◆ What to produce
Read through the entries below and return each line with the word "مـانور".

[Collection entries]

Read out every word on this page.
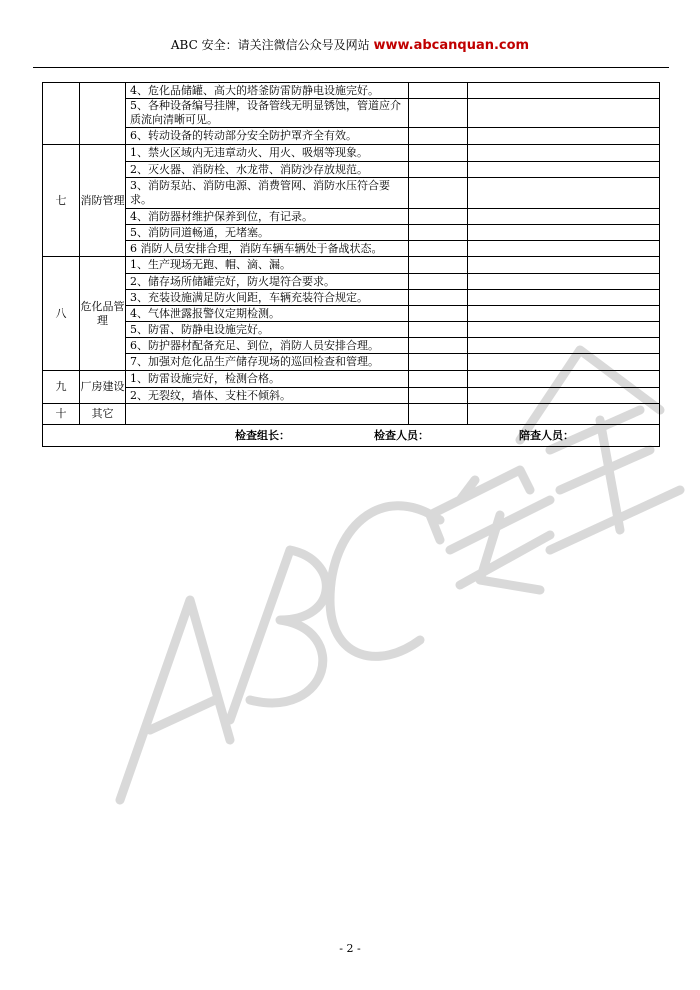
ABC 安全：请关注微信公众号及网站 www.abcanquan.com
		4、危化品储罐、高大的塔釜防雷防静电设施完好。		
		5、各种设备编号挂牌，设备管线无明显锈蚀，管道应介质流向清晰可见。		
		6、转动设备的转动部分安全防护罩齐全有效。		
七	消防管理	1、禁火区域内无违章动火、用火、吸烟等现象。		
		2、灭火器、消防栓、水龙带、消防沙存放规范。		
		3、消防泵站、消防电源、消费管网、消防水压符合要求。		
		4、消防器材维护保养到位，有记录。		
		5、消防同道畅通，无堵塞。		
		6 消防人员安排合理，消防车辆车辆处于备战状态。		
八	危化品管理	1、生产现场无跑、帽、滴、漏。		
		2、储存场所储罐完好，防火堤符合要求。		
		3、充装设施满足防火间距，车辆充装符合规定。		
		4、气体泄露报警仪定期检测。		
		5、防雷、防静电设施完好。		
		6、防护器材配备充足、到位，消防人员安排合理。		
		7、加强对危化品生产储存现场的巡回检查和管理。		
九	厂房建设	1、防雷设施完好，检测合格。		
		2、无裂纹，墙体、支柱不倾斜。		
十	其它			
检查组长： 检查人员： 陪查人员：				
- 2 -
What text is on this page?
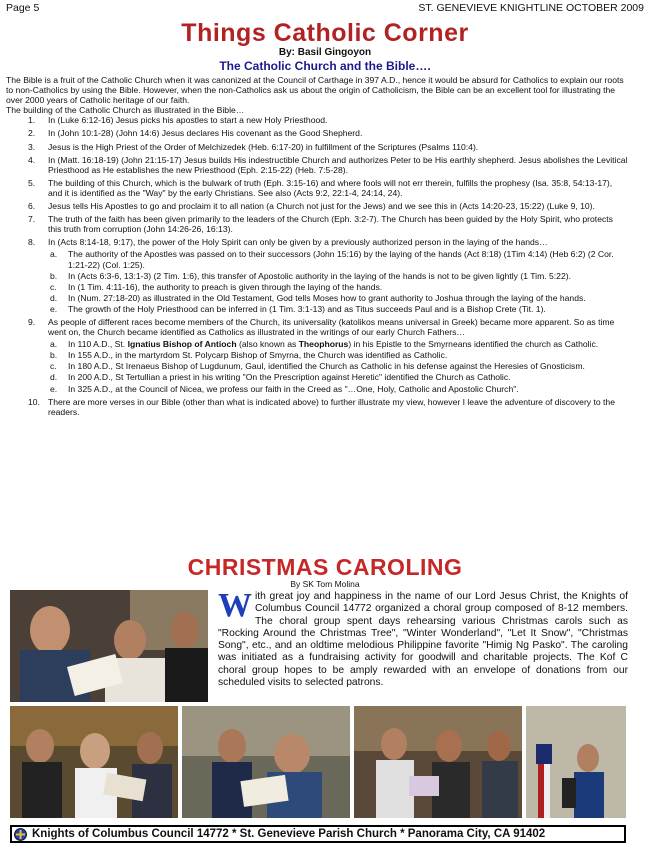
Page 5	ST. GENEVIEVE KNIGHTLINE OCTOBER 2009
Things Catholic Corner
By: Basil Gingoyon
The Catholic Church and the Bible….

The Bible is a fruit of the Catholic Church when it was canonized at the Council of Carthage in 397 A.D., hence it would be absurd for Catholics to explain our roots to non-Catholics by using the Bible. However, when the non-Catholics ask us about the origin of Catholicism, the Bible can be an excellent tool for illustrating the over 2000 years of Catholic heritage of our faith.

The building of the Catholic Church as illustrated in the Bible…

1. In (Luke 6:12-16) Jesus picks his apostles to start a new Holy Priesthood.
2. In (John 10:1-28) (John 14:6) Jesus declares His covenant as the Good Shepherd.
3. Jesus is the High Priest of the Order of Melchizedek (Heb. 6:17-20) in fulfillment of the Scriptures (Psalms 110:4).
4. In (Matt. 16:18-19) (John 21:15-17) Jesus builds His indestructible Church and authorizes Peter to be His earthly shepherd. Jesus abolishes the Levitical Priesthood as He establishes the new Priesthood (Eph. 2:15-22) (Heb. 7:5-28).
5. The building of this Church, which is the bulwark of truth (Eph. 3:15-16) and where fools will not err therein, fulfills the prophesy (Isa. 35:8, 54:13-17), and it is identified as the "Way" by the early Christians. See also (Acts 9:2, 22:1-4, 24:14, 24).
6. Jesus tells His Apostles to go and proclaim it to all nation (a Church not just for the Jews) and we see this in (Acts 14:20-23, 15:22) (Luke 9, 10).
7. The truth of the faith has been given primarily to the leaders of the Church (Eph. 3:2-7). The Church has been guided by the Holy Spirit, who protects this truth from corruption (John 14:26-26, 16:13).
8. In (Acts 8:14-18, 9:17), the power of the Holy Spirit can only be given by a previously authorized person in the laying of the hands…
a. The authority of the Apostles was passed on to their successors (John 15:16) by the laying of the hands (Act 8:18) (1Tim 4:14) (Heb 6:2) (2 Cor. 1:21-22) (Col. 1:25).
b. In (Acts 6:3-6, 13:1-3) (2 Tim. 1:6), this transfer of Apostolic authority in the laying of the hands is not to be given lightly (1 Tim. 5:22).
c. In (1 Tim. 4:11-16), the authority to preach is given through the laying of the hands.
d. In (Num. 27:18-20) as illustrated in the Old Testament, God tells Moses how to grant authority to Joshua through the laying of the hands.
e. The growth of the Holy Priesthood can be inferred in (1 Tim. 3:1-13) and as Titus succeeds Paul and is a Bishop Crete (Tit. 1).
9. As people of different races become members of the Church, its universality (katolikos means universal in Greek) became more apparent. So as time went on, the Church became identified as Catholics as illustrated in the writings of our early Church Fathers…
a. In 110 A.D., St. Ignatius Bishop of Antioch (also known as Theophorus) in his Epistle to the Smyrneans identified the church as Catholic.
b. In 155 A.D., in the martyrdom St. Polycarp Bishop of Smyrna, the Church was identified as Catholic.
c. In 180 A.D., St Irenaeus Bishop of Lugdunum, Gaul, identified the Church as Catholic in his defense against the Heresies of Gnosticism.
d. In 200 A.D., St Tertullian a priest in his writing "On the Prescription against Heretic" identified the Church as Catholic.
e. In 325 A.D., at the Council of Nicea, we profess our faith in the Creed as "…One, Holy, Catholic and Apostolic Church".
10. There are more verses in our Bible (other than what is indicated above) to further illustrate my view, however I leave the adventure of discovery to the readers.
CHRISTMAS CAROLING
By SK Tom Molina
With great joy and happiness in the name of our Lord Jesus Christ, the Knights of Columbus Council 14772 organized a choral group composed of 8-12 members. The choral group spent days rehearsing various Christmas carols such as "Rocking Around the Christmas Tree", "Winter Wonderland", "Let It Snow", "Christmas Song", etc., and an oldtime melodious Philippine favorite "Himig Ng Pasko". The caroling was initiated as a fundraising activity for goodwill and charitable projects. The Kof C choral group hopes to be amply rewarded with an envelope of donations from our scheduled visits to selected patrons.
Knights of Columbus Council 14772 * St. Genevieve Parish Church * Panorama City, CA 91402
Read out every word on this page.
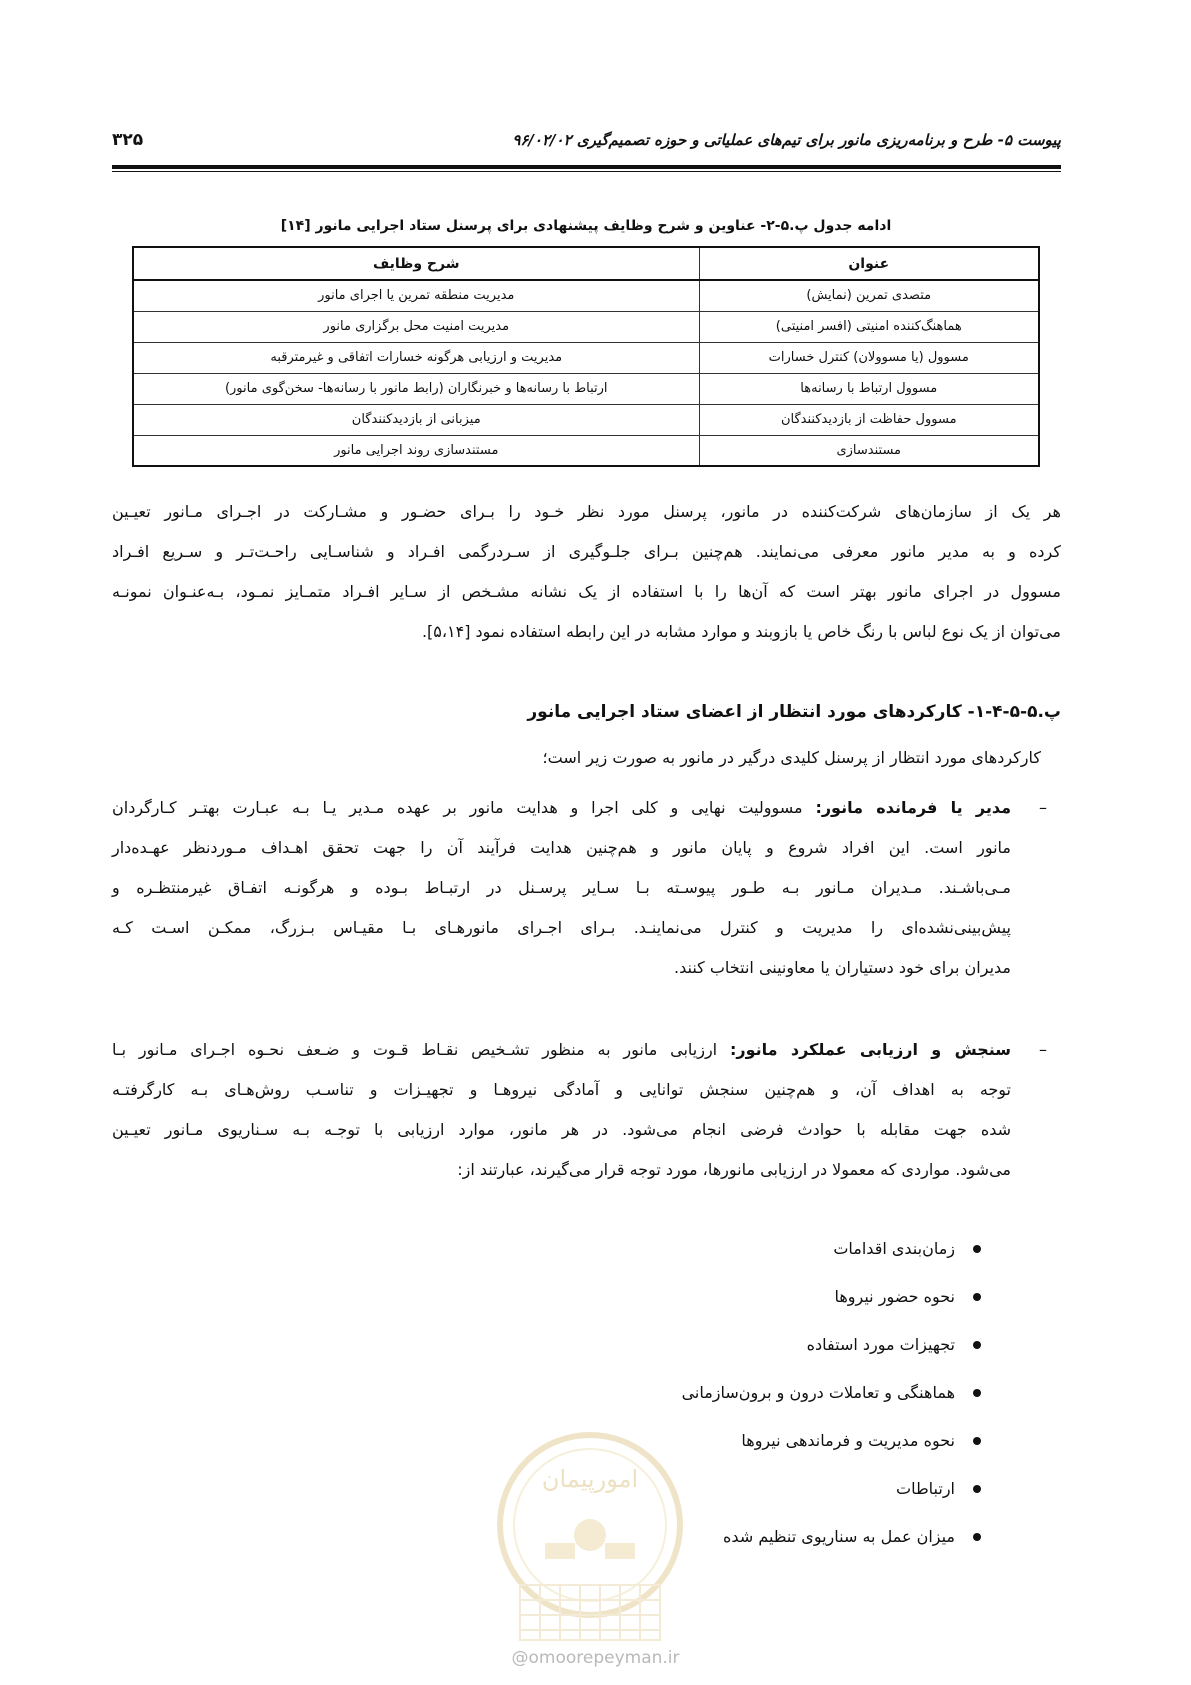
پیوست ۵- طرح و برنامه‌ریزی مانور برای تیم‌های عملیاتی و حوزه تصمیم‌گیری ۹۶/۰۲/۰۲
۳۲۵
ادامه جدول پ.۵-۲- عناوین و شرح وظایف پیشنهادی برای پرسنل ستاد اجرایی مانور [۱۴]
عنوان	شرح وظایف
متصدی تمرین (نمایش)	مدیریت منطقه تمرین یا اجرای مانور
هماهنگ‌کننده امنیتی (افسر امنیتی)	مدیریت امنیت محل برگزاری مانور
مسوول (یا مسوولان) کنترل خسارات	مدیریت و ارزیابی هرگونه خسارات اتفاقی و غیرمترقبه
مسوول ارتباط با رسانه‌ها	ارتباط با رسانه‌ها و خبرنگاران (رابط مانور با رسانه‌ها- سخن‌گوی مانور)
مسوول حفاظت از بازدیدکنندگان	میزبانی از بازدیدکنندگان
مستندسازی	مستندسازی روند اجرایی مانور
هر یک از سازمان‌های شرکت‌کننده در مانور، پرسنل مورد نظر خـود را بـرای حضـور و مشـارکت در اجـرای مـانور تعیـین
کرده و به مدیر مانور معرفی می‌نمایند. هم‌چنین بـرای جلـوگیری از سـردرگمی افـراد و شناسـایی راحـت‌تـر و سـریع افـراد
مسوول در اجرای مانور بهتر است که آن‌ها را با استفاده از یک نشانه مشـخص از سـایر افـراد متمـایز نمـود، بـه‌عنـوان نمونـه
می‌توان از یک نوع لباس با رنگ خاص یا بازوبند و موارد مشابه در این رابطه استفاده نمود [۵،۱۴].
پ.۵-۵-۴-۱- کارکردهای مورد انتظار از اعضای ستاد اجرایی مانور
کارکردهای مورد انتظار از پرسنل کلیدی درگیر در مانور به صورت زیر است؛
–
مدیر یا فرمانده مانور: مسوولیت نهایی و کلی اجرا و هدایت مانور بر عهده مـدیر یـا بـه عبـارت بهتـر کـارگردان
مانور است. این افراد شروع و پایان مانور و هم‌چنین هدایت فرآیند آن را جهت تحقق اهـداف مـوردنظر عهـده‌دار
مـی‌باشـند. مـدیران مـانور بـه طـور پیوسـته بـا سـایر پرسـنل در ارتبـاط بـوده و هرگونـه اتفـاق غیرمنتظـره و
پیش‌بینی‌نشده‌ای را مدیریت و کنترل می‌نماینـد. بـرای اجـرای مانورهـای بـا مقیـاس بـزرگ، ممکـن اسـت کـه
مدیران برای خود دستیاران یا معاونینی انتخاب کنند.
–
سنجش و ارزیابی عملکرد مانور: ارزیابی مانور به منظور تشـخیص نقـاط قـوت و ضـعف نحـوه اجـرای مـانور بـا
توجه به اهداف آن، و هم‌چنین سنجش توانایی و آمادگی نیروهـا و تجهیـزات و تناسـب روش‌هـای بـه کارگرفتـه
شده جهت مقابله با حوادث فرضی انجام می‌شود. در هر مانور، موارد ارزیابی با توجـه بـه سـناریوی مـانور تعیـین
می‌شود. مواردی که معمولا در ارزیابی مانورها، مورد توجه قرار می‌گیرند، عبارتند از:
زمان‌بندی اقدامات
نحوه حضور نیروها
تجهیزات مورد استفاده
هماهنگی و تعاملات درون و برون‌سازمانی
نحوه مدیریت و فرماندهی نیروها
ارتباطات
میزان عمل به سناریوی تنظیم شده
امورپیمان
@omoorepeyman.ir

◆ Complete response
هر یک از سازمان‌های شرکت‌کننده در مانور، پرسنل مورد نظر خـود را بـرای حضـور و مشـارکت در اجـرای مـانور تعیـین
مـی‌باشـند. مـدیران مـانور بـه طـور پیوسـته بـا سـایر پرسـنل در ارتبـاط بـوده و هرگونـه اتفـاق غیرمنتظـره و
سنجش و ارزیابی عملکرد مانور: ارزیابی مانور به منظور تشـخیص نقـاط قـوت و ضـعف نحـوه اجـرای مـانور بـا
شده جهت مقابله با حوادث فرضی انجام می‌شود. در هر مانور، موارد ارزیابی با توجـه بـه سـناریوی مـانور تعیـین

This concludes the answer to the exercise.